§ GOAL
Output every entry exactly as given.

Collected data:

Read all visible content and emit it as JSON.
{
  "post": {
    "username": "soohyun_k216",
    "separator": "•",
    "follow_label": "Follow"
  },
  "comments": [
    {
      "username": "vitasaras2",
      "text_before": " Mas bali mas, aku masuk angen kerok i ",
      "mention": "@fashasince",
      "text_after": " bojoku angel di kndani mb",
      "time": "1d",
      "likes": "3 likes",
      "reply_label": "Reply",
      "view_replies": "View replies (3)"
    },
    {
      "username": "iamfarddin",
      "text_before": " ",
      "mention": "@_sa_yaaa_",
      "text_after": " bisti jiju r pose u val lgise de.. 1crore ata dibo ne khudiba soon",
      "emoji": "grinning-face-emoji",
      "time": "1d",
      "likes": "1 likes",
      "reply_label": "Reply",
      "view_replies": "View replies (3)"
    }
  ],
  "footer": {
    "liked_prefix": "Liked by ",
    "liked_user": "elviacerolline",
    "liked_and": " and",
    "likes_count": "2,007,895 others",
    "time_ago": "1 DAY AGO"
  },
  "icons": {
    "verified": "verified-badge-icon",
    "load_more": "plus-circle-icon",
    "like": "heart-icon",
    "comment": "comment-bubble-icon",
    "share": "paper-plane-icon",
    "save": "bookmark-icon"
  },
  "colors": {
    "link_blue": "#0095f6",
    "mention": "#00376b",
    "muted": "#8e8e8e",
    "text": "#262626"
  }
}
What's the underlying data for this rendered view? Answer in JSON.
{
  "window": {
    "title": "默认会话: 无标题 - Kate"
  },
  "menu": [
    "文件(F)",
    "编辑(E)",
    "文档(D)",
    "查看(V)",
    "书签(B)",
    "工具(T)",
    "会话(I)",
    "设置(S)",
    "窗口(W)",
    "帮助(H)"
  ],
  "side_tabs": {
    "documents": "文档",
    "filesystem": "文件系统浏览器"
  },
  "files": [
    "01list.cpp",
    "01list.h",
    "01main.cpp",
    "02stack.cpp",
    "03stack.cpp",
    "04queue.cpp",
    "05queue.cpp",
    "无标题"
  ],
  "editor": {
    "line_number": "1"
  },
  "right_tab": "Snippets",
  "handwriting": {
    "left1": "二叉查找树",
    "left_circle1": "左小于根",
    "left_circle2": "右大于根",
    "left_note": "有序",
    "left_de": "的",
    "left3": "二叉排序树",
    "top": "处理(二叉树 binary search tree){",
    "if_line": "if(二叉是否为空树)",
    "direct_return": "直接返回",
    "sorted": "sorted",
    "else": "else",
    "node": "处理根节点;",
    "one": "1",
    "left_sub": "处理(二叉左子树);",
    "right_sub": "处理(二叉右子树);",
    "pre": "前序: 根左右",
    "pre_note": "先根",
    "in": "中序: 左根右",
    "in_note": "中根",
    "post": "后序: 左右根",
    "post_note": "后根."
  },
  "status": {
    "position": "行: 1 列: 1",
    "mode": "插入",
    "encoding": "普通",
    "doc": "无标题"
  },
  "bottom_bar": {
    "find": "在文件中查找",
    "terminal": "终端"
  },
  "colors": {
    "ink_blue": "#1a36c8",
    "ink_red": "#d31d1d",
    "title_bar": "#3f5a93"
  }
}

§ FULL ANSWER
Read all visible content and emit it as JSON.
{
  "post": {
    "username": "soohyun_k216",
    "separator": "•",
    "follow_label": "Follow"
  },
  "comments": [
    {
      "username": "vitasaras2",
      "text_before": " Mas bali mas, aku masuk angen kerok i ",
      "mention": "@fashasince",
      "text_after": " bojoku angel di kndani mb",
      "time": "1d",
      "likes": "3 likes",
      "reply_label": "Reply",
      "view_replies": "View replies (3)"
    },
    {
      "username": "iamfarddin",
      "text_before": " ",
      "mention": "@_sa_yaaa_",
      "text_after": " bisti jiju r pose u val lgise de.. 1crore ata dibo ne khudiba soon",
      "emoji": "grinning-face-emoji",
      "time": "1d",
      "likes": "1 likes",
      "reply_label": "Reply",
      "view_replies": "View replies (3)"
    }
  ],
  "footer": {
    "liked_prefix": "Liked by ",
    "liked_user": "elviacerolline",
    "liked_and": " and",
    "likes_count": "2,007,895 others",
    "time_ago": "1 DAY AGO"
  },
  "icons": {
    "verified": "verified-badge-icon",
    "load_more": "plus-circle-icon",
    "like": "heart-icon",
    "comment": "comment-bubble-icon",
    "share": "paper-plane-icon",
    "save": "bookmark-icon"
  },
  "colors": {
    "link_blue": "#0095f6",
    "mention": "#00376b",
    "muted": "#8e8e8e",
    "text": "#262626"
  }
}
What's the underlying data for this rendered view? Answer in JSON.
{
  "window": {
    "title": "默认会话: 无标题 - Kate"
  },
  "menu": [
    "文件(F)",
    "编辑(E)",
    "文档(D)",
    "查看(V)",
    "书签(B)",
    "工具(T)",
    "会话(I)",
    "设置(S)",
    "窗口(W)",
    "帮助(H)"
  ],
  "side_tabs": {
    "documents": "文档",
    "filesystem": "文件系统浏览器"
  },
  "files": [
    "01list.cpp",
    "01list.h",
    "01main.cpp",
    "02stack.cpp",
    "03stack.cpp",
    "04queue.cpp",
    "05queue.cpp",
    "无标题"
  ],
  "editor": {
    "line_number": "1"
  },
  "right_tab": "Snippets",
  "handwriting": {
    "left1": "二叉查找树",
    "left_circle1": "左小于根",
    "left_circle2": "右大于根",
    "left_note": "有序",
    "left_de": "的",
    "left3": "二叉排序树",
    "top": "处理(二叉树 binary search tree){",
    "if_line": "if(二叉是否为空树)",
    "direct_return": "直接返回",
    "sorted": "sorted",
    "else": "else",
    "node": "处理根节点;",
    "one": "1",
    "left_sub": "处理(二叉左子树);",
    "right_sub": "处理(二叉右子树);",
    "pre": "前序: 根左右",
    "pre_note": "先根",
    "in": "中序: 左根右",
    "in_note": "中根",
    "post": "后序: 左右根",
    "post_note": "后根."
  },
  "status": {
    "position": "行: 1 列: 1",
    "mode": "插入",
    "encoding": "普通",
    "doc": "无标题"
  },
  "bottom_bar": {
    "find": "在文件中查找",
    "terminal": "终端"
  },
  "colors": {
    "ink_blue": "#1a36c8",
    "ink_red": "#d31d1d",
    "title_bar": "#3f5a93"
  }
}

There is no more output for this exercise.